| EXERCISE REQUIREMENTS |
For each line below that contains the string "river", copy that line.
-- BEGIN EXERCISE DATA --
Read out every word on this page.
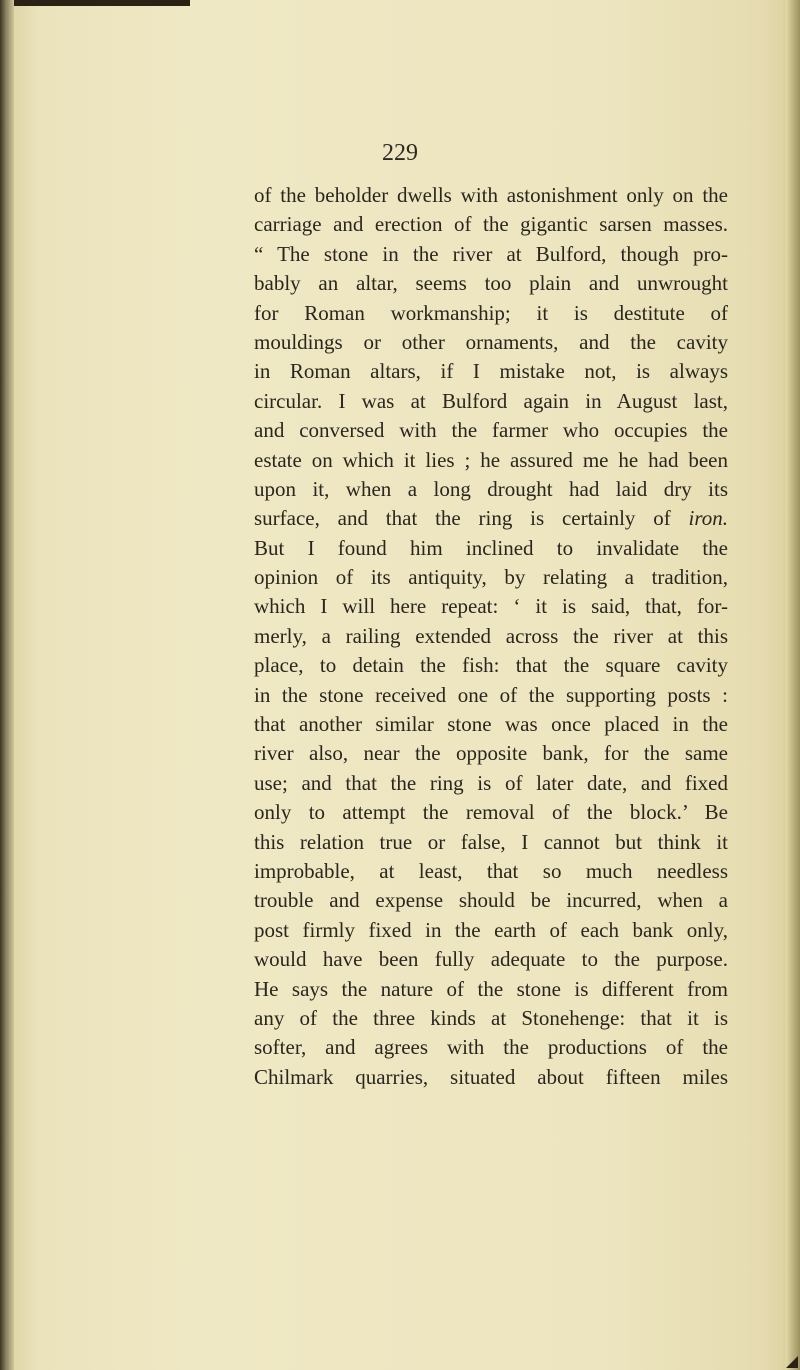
229
of the beholder dwells with astonishment only on the
carriage and erection of the gigantic sarsen masses.
“ The stone in the river at Bulford, though pro-
bably an altar, seems too plain and unwrought
for Roman workmanship; it is destitute of
mouldings or other ornaments, and the cavity
in Roman altars, if I mistake not, is always
circular. I was at Bulford again in August last,
and conversed with the farmer who occupies the
estate on which it lies ; he assured me he had been
upon it, when a long drought had laid dry its
surface, and that the ring is certainly of iron.
But I found him inclined to invalidate the
opinion of its antiquity, by relating a tradition,
which I will here repeat: ‘ it is said, that, for-
merly, a railing extended across the river at this
place, to detain the fish: that the square cavity
in the stone received one of the supporting posts :
that another similar stone was once placed in the
river also, near the opposite bank, for the same
use; and that the ring is of later date, and fixed
only to attempt the removal of the block.’ Be
this relation true or false, I cannot but think it
improbable, at least, that so much needless
trouble and expense should be incurred, when a
post firmly fixed in the earth of each bank only,
would have been fully adequate to the purpose.
He says the nature of the stone is different from
any of the three kinds at Stonehenge: that it is
softer, and agrees with the productions of the
Chilmark quarries, situated about fifteen miles
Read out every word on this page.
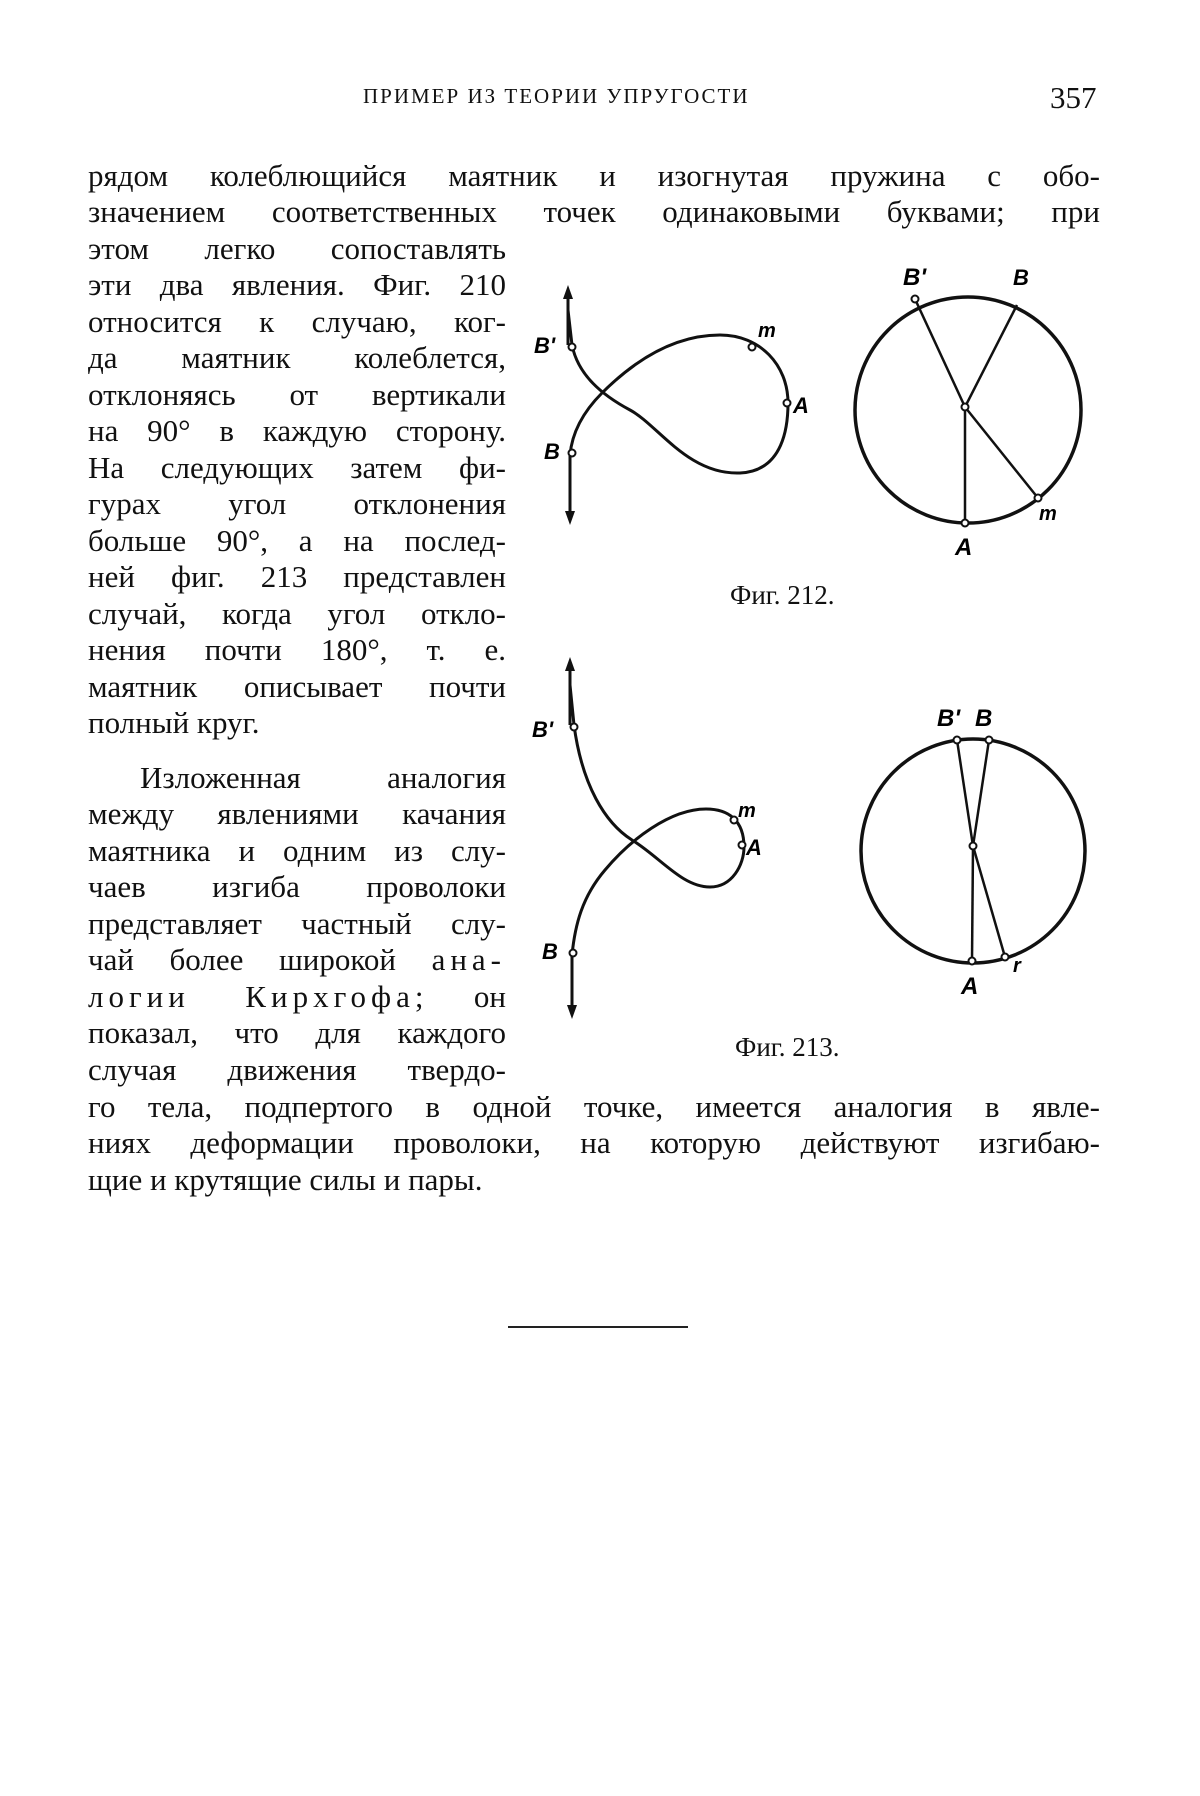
ПРИМЕР ИЗ ТЕОРИИ УПРУГОСТИ	357
рядом колеблющийся маятник и изогнутая пружина с обо-
значением соответственных точек одинаковыми буквами; при
этом легко сопоставлять
эти два явления. Фиг. 210
относится к случаю, ког-
да маятник колеблется,
отклоняясь от вертикали
на 90° в каждую сторону.
На следующих затем фи-
гурах угол отклонения
больше 90°, а на послед-
ней фиг. 213 представлен
случай, когда угол откло-
нения почти 180°, т. е.
маятник описывает почти
полный круг.
Изложенная аналогия
между явлениями качания
маятника и одним из слу-
чаев изгиба проволоки
представляет частный слу-
чай более широкой ана-
логии Кирхгофа; он
показал, что для каждого
случая движения твердо-
го тела, подпертого в одной точке, имеется аналогия в явле-
ниях деформации проволоки, на которую действуют изгибаю-
щие и крутящие силы и пары.
B'
B
m
A
B'	B
m
A
Фиг. 212.
B'
B
m
A
B' B
r
A
Фиг. 213.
-- END EXERCISE DATA --
| THE RESPONSE |
“ The stone in the river at Bulford, though pro-
merly, a railing extended across the river at this
river also, near the opposite bank, for the same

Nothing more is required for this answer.